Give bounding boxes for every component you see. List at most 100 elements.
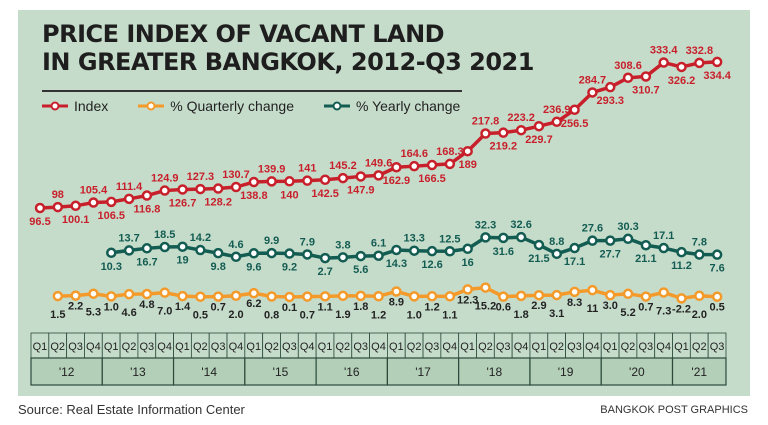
data-point xyxy=(373,291,384,302)
data-label: 126.7 xyxy=(169,197,197,209)
year-label: '14 xyxy=(201,365,217,379)
data-point xyxy=(426,245,438,257)
data-point xyxy=(248,248,260,259)
quarter-label: Q2 xyxy=(621,341,636,353)
year-label: '17 xyxy=(415,365,431,379)
data-point xyxy=(195,183,206,195)
data-label: 6.2 xyxy=(246,298,261,310)
quarter-label: Q4 xyxy=(585,341,600,353)
data-point xyxy=(195,291,206,302)
data-label: 162.9 xyxy=(383,175,411,187)
data-label: 7.0 xyxy=(157,306,172,318)
data-label: 223.2 xyxy=(507,112,535,124)
data-label: 17.1 xyxy=(653,230,674,242)
data-point xyxy=(141,243,153,254)
data-label: 1.0 xyxy=(104,301,119,313)
data-label: 16.7 xyxy=(136,256,157,268)
legend-marker-icon xyxy=(138,101,165,111)
data-point xyxy=(694,249,705,260)
data-point xyxy=(408,291,420,302)
data-point xyxy=(177,290,188,302)
data-point xyxy=(569,242,580,254)
data-point xyxy=(391,244,402,256)
data-point xyxy=(266,176,277,187)
data-label: 11.2 xyxy=(671,260,692,272)
data-label: 116.8 xyxy=(133,204,160,216)
data-point xyxy=(444,158,456,170)
data-point xyxy=(212,183,224,194)
data-point xyxy=(284,248,295,259)
quarter-label: Q2 xyxy=(193,341,208,353)
data-point xyxy=(515,231,527,243)
data-point xyxy=(106,291,117,302)
data-label: 4.6 xyxy=(121,307,136,319)
data-point xyxy=(426,291,438,302)
data-point xyxy=(195,244,206,256)
data-label: 14.3 xyxy=(386,258,407,270)
data-point xyxy=(355,171,367,182)
data-point xyxy=(551,116,563,128)
data-point xyxy=(266,247,277,259)
data-label: 11 xyxy=(587,303,599,315)
data-label: 217.8 xyxy=(472,116,500,128)
data-point xyxy=(498,232,509,244)
data-point xyxy=(658,57,669,68)
data-point xyxy=(248,287,260,299)
data-label: 12.6 xyxy=(421,259,442,271)
data-point xyxy=(302,249,313,260)
data-label: 13.3 xyxy=(404,233,425,245)
data-label: 8.8 xyxy=(549,236,564,248)
data-label: 4.8 xyxy=(139,299,154,311)
year-label: '13 xyxy=(130,365,146,379)
data-label: 130.7 xyxy=(222,169,250,181)
data-label: 236.9 xyxy=(543,104,571,116)
chart-title: PRICE INDEX OF VACANT LAND IN GREATER BA… xyxy=(42,20,534,76)
data-label: 139.9 xyxy=(258,163,286,175)
data-label: 333.4 xyxy=(650,45,678,57)
data-point xyxy=(480,282,491,293)
data-label: 168.3 xyxy=(436,146,464,158)
data-point xyxy=(551,289,563,301)
quarter-label: Q3 xyxy=(425,341,440,353)
data-point xyxy=(515,290,527,302)
data-point xyxy=(159,241,170,253)
data-point xyxy=(480,232,491,243)
quarter-label: Q4 xyxy=(86,341,101,353)
legend-label: % Quarterly change xyxy=(170,98,294,114)
data-label: 16 xyxy=(462,257,474,269)
quarter-label: Q2 xyxy=(692,341,707,353)
data-point xyxy=(34,202,46,214)
data-label: 2.9 xyxy=(531,300,546,312)
quarter-label: Q3 xyxy=(68,341,83,353)
quarter-label: Q2 xyxy=(336,341,351,353)
legend-label: Index xyxy=(74,98,109,114)
data-label: 1.8 xyxy=(353,301,368,313)
data-point xyxy=(694,290,705,302)
data-point xyxy=(426,159,438,171)
data-label: 9.8 xyxy=(211,261,226,273)
data-point xyxy=(462,243,473,255)
data-point xyxy=(106,247,117,259)
data-label: 3.8 xyxy=(335,239,350,251)
data-label: 32.6 xyxy=(510,219,531,231)
data-point xyxy=(70,290,81,301)
year-cell xyxy=(529,357,602,386)
data-point xyxy=(408,160,420,172)
title-divider xyxy=(42,90,462,92)
data-label: 142.5 xyxy=(311,188,339,200)
data-point xyxy=(480,128,491,139)
data-label: 334.4 xyxy=(703,70,731,82)
quarter-label: Q1 xyxy=(246,341,261,353)
data-label: 127.3 xyxy=(187,171,215,183)
data-label: 32.3 xyxy=(475,219,496,231)
data-label: 166.5 xyxy=(418,173,446,185)
data-point xyxy=(319,174,331,186)
data-point xyxy=(391,286,402,297)
quarter-label: Q4 xyxy=(229,341,244,353)
data-point xyxy=(622,72,634,84)
data-point xyxy=(569,286,580,298)
year-label: '18 xyxy=(486,365,502,379)
data-point xyxy=(676,61,687,73)
data-label: 0.8 xyxy=(264,310,279,322)
data-point xyxy=(177,241,188,252)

━━━

__Task to carry out__
Format the listing above as a numbered list with one line per item. Skip any blank lines and leave the picture out.

__Expected output__
1. Give bounding boxes for every component you see. List at most 100 elements.
2. data-point xyxy=(373,291,384,302)
3. data-label: 126.7 xyxy=(169,197,197,209)
4. year-label: '14 xyxy=(201,365,217,379)
5. data-point xyxy=(426,245,438,257)
6. data-point xyxy=(248,248,260,259)
7. quarter-label: Q2 xyxy=(621,341,636,353)
8. year-label: '17 xyxy=(415,365,431,379)
9. data-point xyxy=(195,183,206,195)
10. data-label: 6.2 xyxy=(246,298,261,310)
11. quarter-label: Q4 xyxy=(585,341,600,353)
12. data-point xyxy=(195,291,206,302)
13. data-label: 162.9 xyxy=(383,175,411,187)
14. data-label: 7.0 xyxy=(157,306,172,318)
15. data-label: 223.2 xyxy=(507,112,535,124)
16. data-label: 17.1 xyxy=(653,230,674,242)
17. data-point xyxy=(141,243,153,254)
18. data-label: 1.0 xyxy=(104,301,119,313)
19. data-label: 16.7 xyxy=(136,256,157,268)
20. legend-marker-icon xyxy=(138,101,165,111)
21. data-point xyxy=(694,249,705,260)
22. data-point xyxy=(408,291,420,302)
23. data-point xyxy=(177,290,188,302)
24. data-point xyxy=(569,242,580,254)
25. data-point xyxy=(391,244,402,256)
26. data-point xyxy=(266,176,277,187)
27. data-label: 11.2 xyxy=(671,260,692,272)
28. data-label: 116.8 xyxy=(133,204,160,216)
29. data-point xyxy=(444,158,456,170)
30. data-point xyxy=(212,183,224,194)
31. data-point xyxy=(284,248,295,259)
32. quarter-label: Q2 xyxy=(193,341,208,353)
33. data-point xyxy=(515,231,527,243)
34. data-point xyxy=(106,291,117,302)
35. data-label: 4.6 xyxy=(121,307,136,319)
36. data-point xyxy=(426,291,438,302)
37. data-point xyxy=(195,244,206,256)
38. data-label: 14.3 xyxy=(386,258,407,270)
39. data-point xyxy=(355,171,367,182)
40. data-point xyxy=(551,116,563,128)
41. data-point xyxy=(266,247,277,259)
42. data-label: 11 xyxy=(587,303,599,315)
43. data-label: 217.8 xyxy=(472,116,500,128)
44. data-point xyxy=(498,232,509,244)
45. data-point xyxy=(658,57,669,68)
46. data-point xyxy=(248,287,260,299)
47. data-label: 12.6 xyxy=(421,259,442,271)
48. data-point xyxy=(302,249,313,260)
49. data-label: 13.3 xyxy=(404,233,425,245)
50. data-label: 8.8 xyxy=(549,236,564,248)
51. data-label: 4.8 xyxy=(139,299,154,311)
52. year-label: '13 xyxy=(130,365,146,379)
53. data-label: 130.7 xyxy=(222,169,250,181)
54. data-label: 236.9 xyxy=(543,104,571,116)
55. chart-title: PRICE INDEX OF VACANT LAND IN GREATER BA… xyxy=(42,20,534,76)
56. data-label: 139.9 xyxy=(258,163,286,175)
57. data-label: 333.4 xyxy=(650,45,678,57)
58. data-point xyxy=(480,282,491,293)
59. data-label: 168.3 xyxy=(436,146,464,158)
60. data-point xyxy=(551,289,563,301)
61. quarter-label: Q3 xyxy=(425,341,440,353)
62. data-point xyxy=(515,290,527,302)
63. data-point xyxy=(159,241,170,253)
64. data-point xyxy=(480,232,491,243)
65. quarter-label: Q4 xyxy=(86,341,101,353)
66. legend-label: % Quarterly change xyxy=(170,98,294,114)
67. data-label: 16 xyxy=(462,257,474,269)
68. quarter-label: Q2 xyxy=(692,341,707,353)
69. data-point xyxy=(34,202,46,214)
70. data-label: 2.9 xyxy=(531,300,546,312)
71. quarter-label: Q3 xyxy=(68,341,83,353)
72. quarter-label: Q2 xyxy=(336,341,351,353)
73. legend-label: Index xyxy=(74,98,109,114)
74. data-label: 1.8 xyxy=(353,301,368,313)
75. data-point xyxy=(694,290,705,302)
76. data-point xyxy=(426,159,438,171)
77. data-label: 9.8 xyxy=(211,261,226,273)
78. data-point xyxy=(462,243,473,255)
79. data-point xyxy=(106,247,117,259)
80. data-label: 3.8 xyxy=(335,239,350,251)
81. data-label: 32.6 xyxy=(510,219,531,231)
82. data-point xyxy=(70,290,81,301)
83. year-cell xyxy=(529,357,602,386)
84. data-point xyxy=(408,160,420,172)
85. title-divider xyxy=(42,90,462,92)
86. data-label: 142.5 xyxy=(311,188,339,200)
87. data-point xyxy=(480,128,491,139)
88. data-label: 334.4 xyxy=(703,70,731,82)
89. quarter-label: Q1 xyxy=(246,341,261,353)
90. data-label: 127.3 xyxy=(187,171,215,183)
91. data-label: 32.3 xyxy=(475,219,496,231)
92. data-label: 166.5 xyxy=(418,173,446,185)
93. data-point xyxy=(319,174,331,186)
94. data-point xyxy=(391,286,402,297)
95. quarter-label: Q4 xyxy=(229,341,244,353)
96. data-point xyxy=(622,72,634,84)
97. data-point xyxy=(569,286,580,298)
98. year-label: '18 xyxy=(486,365,502,379)
99. data-point xyxy=(676,61,687,73)
100. data-label: 0.8 xyxy=(264,310,279,322)
101. data-point xyxy=(177,241,188,252)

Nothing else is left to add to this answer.